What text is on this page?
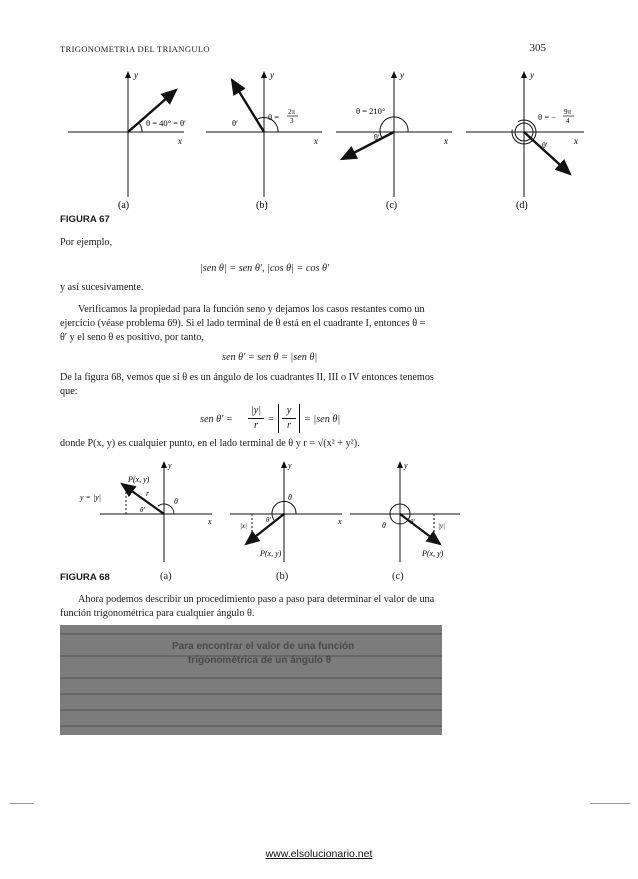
TRIGONOMETRIA DEL TRIANGULO	305
y
x
θ = 40° = θ′
(a)
y
x
θ′
θ = 2π
3
(b)
y
x
θ = 210°
θ′
(c)
y
x
θ = − 9π
4
θ′
(d)
FIGURA 67
Por ejemplo,
|sen θ| = sen θ′, |cos θ| = cos θ′
y así sucesivamente.
Verificamos la propiedad para la función seno y dejamos los casos restantes como un
ejercicio (véase problema 69). Si el lado terminal de θ está en el cuadrante I, entonces θ =
θ′ y el seno θ es positivo, por tanto,
sen θ′ = sen θ = |sen θ|
De la figura 68, vemos que si θ es un ángulo de los cuadrantes II, III o IV entonces tenemos
que:
sen θ′ =
|y|
r
=
y
r
= |sen θ|
donde P(x, y) es cualquier punto, en el lado terminal de θ y r = √(x² + y²).
P(x, y)
y = |y|	r
θ
θ′
x
y
P(x, y)
|x|
θ
θ′	x
y
P(x, y)
|y|
θ	θ′
y
FIGURA 68	(a)	(b)	(c)
Ahora podemos describir un procedimiento paso a paso para determinar el valor de una
función trigonométrica para cualquier ángulo θ.
Para encontrar el valor de una función
trigonométrica de un ángulo θ
www.elsolucionario.net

-------------------------

> WORK INSTRUCTIONS
Give only the number of lines in the records that include the word "función".

> OUTPUT OF THE EXERCISE
3